## Article
:::::

L'avantage de cette dernière approche réside dans
le fait qu'elle intègre la totalité des types de
conséquences et qu'elle permet de mettre l'accent sur les
notions d'aménagement concerté
des territoires et de développement durable des structures
sociétales.
Dans ce domaine, le géographe est tout à fait
compétent dans le sens où il est en
mesure de trouver et de proposer des solutions pour minimiser et
prévenir les effets néfastes
imputables aux phénomènes induits par les ENOA,
notamment grâce à l'outil cartographique
qui permet de visualiser les effets territoriaux immédiats
ou à plus long terme.
Cela dit, dans la bibliographie recueillie, bien rares sont les
études qui prennent en
compte, outre les aspects immédiatement perceptibles des
catastrophes identifiables
rapidement après la survenue du sinistre (nombre de morts,
de blessés ou de sans-abri,
pourcentage du parc immobilier détruit ou de
récoltes perdues, coûts estimés des dommages
et des réparations, évaluation du manque à
gagner78, etc. ...), les effets à plus long terme sur
les milieux sociétaux (en dehors des aspects
économiques, on peut répertorier par exemple la
modification de pratiques sociales, la formation de nouveaux
quartiers consécutive au
relogement des sinistrés, des modifications fonctionnelles
à l'échelle d'une ville ou des
perturbations des réseaux de communication suite à
un glissement de terrain jugulant la
circulation ou suite à la destruction d'une entité
urbaine relais à cause d'inondations, etc. ...).

:::::

## Entrées fournies
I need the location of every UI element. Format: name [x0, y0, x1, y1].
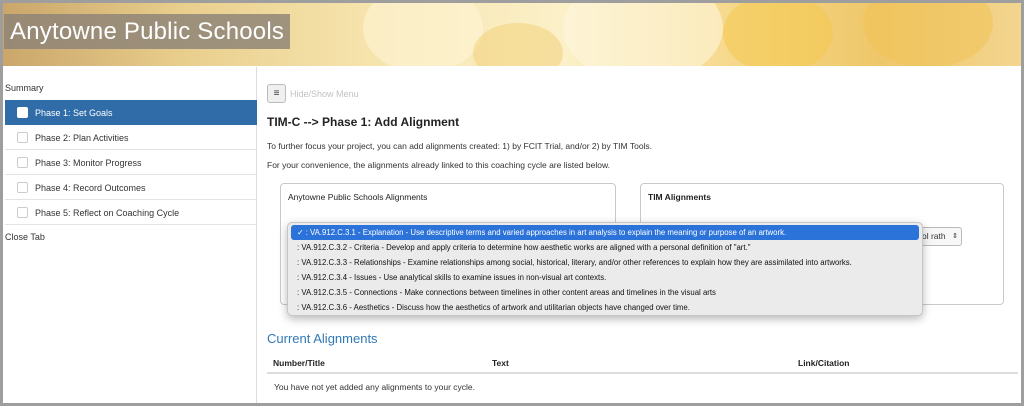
select-value: ol rath — [922, 231, 946, 241]
intro-text-secondary: For your convenience, the alignments alr… — [267, 160, 611, 170]
column-header-text: Text — [492, 358, 509, 368]
checkbox-icon[interactable] — [17, 107, 28, 118]
close-tab-link[interactable]: Close Tab — [5, 232, 45, 242]
page-frame: Anytowne Public Schools Summary Phase 1:… — [0, 0, 1024, 406]
sidebar-item-label: Phase 5: Reflect on Coaching Cycle — [35, 208, 180, 218]
sidebar-item-label: Phase 1: Set Goals — [35, 108, 113, 118]
tim-alignment-select[interactable]: ol rath ⇕ — [918, 227, 962, 246]
dropdown-option[interactable]: : VA.912.C.3.4 - Issues - Use analytical… — [291, 270, 919, 285]
panel-title: TIM Alignments — [648, 192, 711, 202]
checkbox-icon[interactable] — [17, 157, 28, 168]
alignments-table-header: Number/Title Text Link/Citation — [267, 350, 1018, 374]
sidebar: Summary Phase 1: Set Goals Phase 2: Plan… — [3, 67, 257, 403]
flower-decoration — [363, 3, 483, 66]
sidebar-item-phase-2[interactable]: Phase 2: Plan Activities — [5, 125, 257, 150]
menu-toggle-button[interactable]: ≡ — [267, 84, 286, 103]
dropdown-option[interactable]: : VA.912.C.3.6 - Aesthetics - Discuss ho… — [291, 300, 919, 315]
sidebar-summary-link[interactable]: Summary — [5, 83, 44, 93]
sidebar-item-phase-3[interactable]: Phase 3: Monitor Progress — [5, 150, 257, 175]
hide-show-menu-label[interactable]: Hide/Show Menu — [290, 89, 359, 99]
panel-title: Anytowne Public Schools Alignments — [288, 192, 428, 202]
header-banner: Anytowne Public Schools — [3, 3, 1021, 66]
intro-text: To further focus your project, you can a… — [267, 141, 653, 151]
column-header-link: Link/Citation — [798, 358, 850, 368]
flower-decoration — [723, 3, 833, 66]
column-header-number: Number/Title — [273, 358, 325, 368]
flower-decoration — [563, 3, 723, 66]
checkbox-icon[interactable] — [17, 207, 28, 218]
dropdown-option[interactable]: : VA.912.C.3.2 - Criteria - Develop and … — [291, 240, 919, 255]
checkbox-icon[interactable] — [17, 182, 28, 193]
current-alignments-title: Current Alignments — [267, 331, 378, 346]
sidebar-item-phase-5[interactable]: Phase 5: Reflect on Coaching Cycle — [5, 200, 257, 225]
empty-table-message: You have not yet added any alignments to… — [274, 382, 475, 392]
chevron-updown-icon: ⇕ — [952, 233, 958, 240]
sidebar-item-phase-4[interactable]: Phase 4: Record Outcomes — [5, 175, 257, 200]
sidebar-item-label: Phase 2: Plan Activities — [35, 133, 129, 143]
sidebar-item-phase-1[interactable]: Phase 1: Set Goals — [5, 100, 257, 125]
flower-decoration — [863, 3, 993, 66]
site-title: Anytowne Public Schools — [4, 14, 291, 49]
sidebar-phase-list: Phase 1: Set Goals Phase 2: Plan Activit… — [5, 100, 257, 225]
hamburger-icon: ≡ — [273, 88, 280, 99]
alignment-dropdown-menu: ✓ : VA.912.C.3.1 - Explanation - Use des… — [287, 222, 923, 316]
checkbox-icon[interactable] — [17, 132, 28, 143]
dropdown-option[interactable]: : VA.912.C.3.5 - Connections - Make conn… — [291, 285, 919, 300]
dropdown-option[interactable]: : VA.912.C.3.3 - Relationships - Examine… — [291, 255, 919, 270]
dropdown-option[interactable]: ✓ : VA.912.C.3.1 - Explanation - Use des… — [291, 225, 919, 240]
main-content: ≡ Hide/Show Menu TIM-C --> Phase 1: Add … — [260, 67, 1021, 403]
page-title: TIM-C --> Phase 1: Add Alignment — [267, 115, 460, 129]
sidebar-item-label: Phase 4: Record Outcomes — [35, 183, 146, 193]
sidebar-item-label: Phase 3: Monitor Progress — [35, 158, 142, 168]
flower-decoration — [473, 23, 563, 66]
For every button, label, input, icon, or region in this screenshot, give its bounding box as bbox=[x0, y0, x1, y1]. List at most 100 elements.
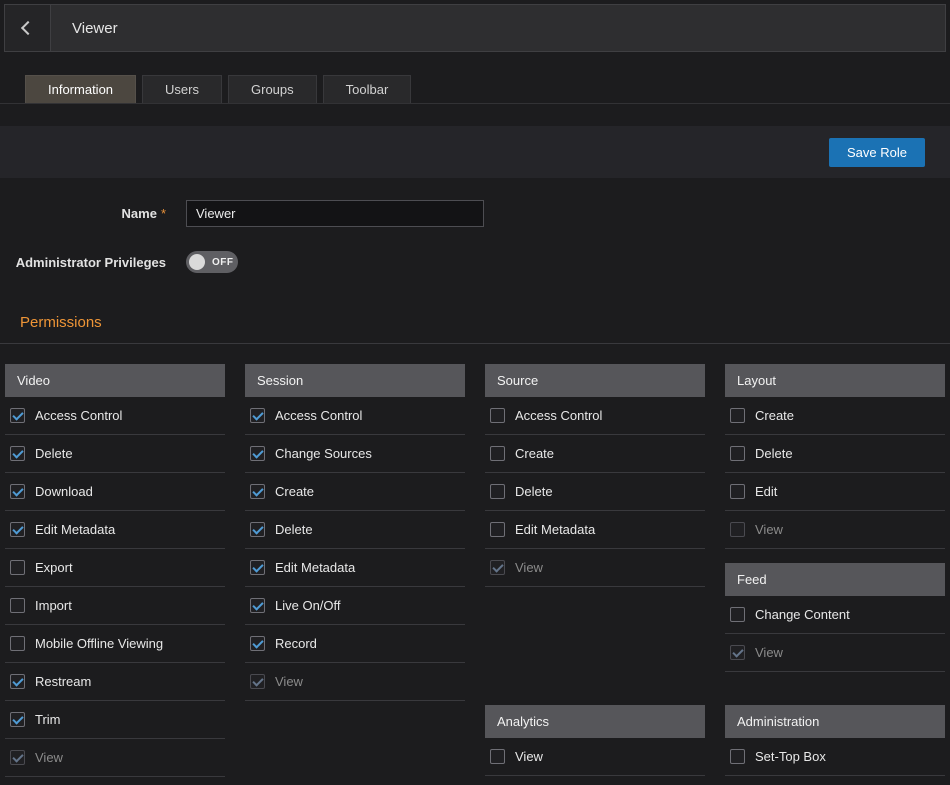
name-input[interactable] bbox=[186, 200, 484, 227]
permission-row[interactable]: Mobile Offline Viewing bbox=[5, 625, 225, 663]
checkbox-unchecked[interactable] bbox=[10, 598, 25, 613]
checkbox-unchecked[interactable] bbox=[730, 484, 745, 499]
checkbox-unchecked[interactable] bbox=[730, 749, 745, 764]
permission-label: Create bbox=[515, 446, 554, 461]
checkbox-unchecked[interactable] bbox=[490, 522, 505, 537]
permission-group-session: SessionAccess ControlChange SourcesCreat… bbox=[245, 364, 465, 701]
tab-groups[interactable]: Groups bbox=[228, 75, 317, 103]
checkbox-checked[interactable] bbox=[250, 446, 265, 461]
permission-label: View bbox=[275, 674, 303, 689]
permission-row[interactable]: Export bbox=[5, 549, 225, 587]
permission-group-layout: LayoutCreateDeleteEditView bbox=[725, 364, 945, 549]
checkbox-unchecked[interactable] bbox=[10, 636, 25, 651]
checkbox-checked[interactable] bbox=[10, 446, 25, 461]
permission-row[interactable]: Change Content bbox=[725, 596, 945, 634]
checkbox-checked[interactable] bbox=[250, 598, 265, 613]
admin-privileges-toggle[interactable]: OFF bbox=[186, 251, 238, 273]
permission-row[interactable]: Import bbox=[5, 587, 225, 625]
checkbox-unchecked[interactable] bbox=[730, 607, 745, 622]
permission-row[interactable]: Edit bbox=[725, 473, 945, 511]
role-form: Name* Administrator Privileges OFF bbox=[0, 200, 950, 273]
back-button[interactable] bbox=[5, 5, 51, 51]
permission-row[interactable]: View bbox=[725, 511, 945, 549]
permission-row[interactable]: Restream bbox=[5, 663, 225, 701]
checkbox-checked[interactable] bbox=[250, 560, 265, 575]
permissions-column: VideoAccess ControlDeleteDownloadEdit Me… bbox=[5, 364, 225, 777]
permission-row[interactable]: View bbox=[485, 738, 705, 776]
checkbox-unchecked[interactable] bbox=[490, 408, 505, 423]
group-header-analytics: Analytics bbox=[485, 705, 705, 738]
permission-row[interactable]: Access Control bbox=[485, 397, 705, 435]
save-role-button[interactable]: Save Role bbox=[829, 138, 925, 167]
permission-label: Change Sources bbox=[275, 446, 372, 461]
permissions-heading: Permissions bbox=[20, 314, 950, 331]
name-row: Name* bbox=[0, 200, 950, 227]
permission-label: Create bbox=[755, 408, 794, 423]
permission-row[interactable]: Delete bbox=[485, 473, 705, 511]
toggle-knob bbox=[189, 254, 205, 270]
permission-row[interactable]: View bbox=[485, 549, 705, 587]
permission-row[interactable]: View bbox=[245, 663, 465, 701]
tab-bar: InformationUsersGroupsToolbar bbox=[0, 75, 950, 104]
permission-label: Edit Metadata bbox=[515, 522, 595, 537]
permission-row[interactable]: Set-Top Box bbox=[725, 738, 945, 776]
checkbox-unchecked[interactable] bbox=[730, 446, 745, 461]
toggle-state-label: OFF bbox=[212, 257, 234, 268]
admin-privileges-row: Administrator Privileges OFF bbox=[0, 251, 950, 273]
checkbox-checked bbox=[250, 674, 265, 689]
permission-label: Change Content bbox=[755, 607, 850, 622]
permission-row[interactable]: Access Control bbox=[245, 397, 465, 435]
chevron-left-icon bbox=[20, 21, 34, 35]
permission-row[interactable]: View bbox=[5, 739, 225, 777]
group-header-source: Source bbox=[485, 364, 705, 397]
permission-row[interactable]: Access Control bbox=[5, 397, 225, 435]
checkbox-checked[interactable] bbox=[250, 408, 265, 423]
checkbox-unchecked[interactable] bbox=[730, 408, 745, 423]
permission-row[interactable]: Record bbox=[245, 625, 465, 663]
checkbox-unchecked[interactable] bbox=[490, 446, 505, 461]
checkbox-unchecked[interactable] bbox=[490, 484, 505, 499]
permission-row[interactable]: Edit Metadata bbox=[5, 511, 225, 549]
checkbox-checked[interactable] bbox=[10, 484, 25, 499]
tab-information[interactable]: Information bbox=[25, 75, 136, 103]
group-header-administration: Administration bbox=[725, 705, 945, 738]
checkbox-checked[interactable] bbox=[250, 636, 265, 651]
permission-label: Restream bbox=[35, 674, 91, 689]
permission-label: Create bbox=[275, 484, 314, 499]
permissions-column: SourceAccess Control Create Delete Edit Met… bbox=[485, 364, 705, 777]
permission-row[interactable]: Trim bbox=[5, 701, 225, 739]
permission-label: Edit bbox=[755, 484, 777, 499]
permission-row[interactable]: Delete bbox=[245, 511, 465, 549]
checkbox-checked[interactable] bbox=[10, 522, 25, 537]
permission-row[interactable]: Create bbox=[485, 435, 705, 473]
tab-toolbar[interactable]: Toolbar bbox=[323, 75, 412, 103]
checkbox-checked[interactable] bbox=[10, 674, 25, 689]
permission-row[interactable]: Download bbox=[5, 473, 225, 511]
required-asterisk: * bbox=[161, 206, 166, 221]
permission-row[interactable]: Edit Metadata bbox=[245, 549, 465, 587]
permissions-grid: VideoAccess ControlDeleteDownloadEdit Me… bbox=[0, 344, 950, 777]
checkbox-unchecked[interactable] bbox=[10, 560, 25, 575]
permission-row[interactable]: Create bbox=[245, 473, 465, 511]
permission-row[interactable]: Create bbox=[725, 397, 945, 435]
permission-label: Access Control bbox=[35, 408, 122, 423]
checkbox-checked[interactable] bbox=[10, 712, 25, 727]
permission-row[interactable]: Live On/Off bbox=[245, 587, 465, 625]
permission-label: Access Control bbox=[275, 408, 362, 423]
permission-row[interactable]: Change Sources bbox=[245, 435, 465, 473]
permission-group-feed: FeedChange ContentView bbox=[725, 563, 945, 672]
permission-label: View bbox=[515, 560, 543, 575]
checkbox-unchecked[interactable] bbox=[490, 749, 505, 764]
permission-row[interactable]: Delete bbox=[5, 435, 225, 473]
permission-label: Export bbox=[35, 560, 73, 575]
checkbox-checked[interactable] bbox=[10, 408, 25, 423]
checkbox-checked[interactable] bbox=[250, 484, 265, 499]
permission-row[interactable]: Edit Metadata bbox=[485, 511, 705, 549]
checkbox-checked[interactable] bbox=[250, 522, 265, 537]
permission-group-source: SourceAccess Control Create Delete Edit Met… bbox=[485, 364, 705, 587]
permission-row[interactable]: Delete bbox=[725, 435, 945, 473]
permission-row[interactable]: View bbox=[725, 634, 945, 672]
tab-users[interactable]: Users bbox=[142, 75, 222, 103]
checkbox-unchecked bbox=[730, 522, 745, 537]
permission-label: Trim bbox=[35, 712, 61, 727]
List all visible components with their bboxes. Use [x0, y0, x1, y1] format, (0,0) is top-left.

:::::

## Consignes
1. D'après l'article, quel outil permet au géographe de visualiser les effets territoriaux immédiats ou à plus long terme ?
2. Recopiez le passage de l'article qui s'ouvre sur les mots « Dans ce domaine, le » et se clôt sur « plus long terme. ».
Les entrées ne servent pas pour cet exercice.

## Réponses
1. L'outil cartographique.

2.
Dans ce domaine, le géographe est tout à fait
compétent dans le sens où il est en
mesure de trouver et de proposer des solutions pour minimiser et
prévenir les effets néfastes
imputables aux phénomènes induits par les ENOA,
notamment grâce à l'outil cartographique
qui permet de visualiser les effets territoriaux immédiats
ou à plus long terme.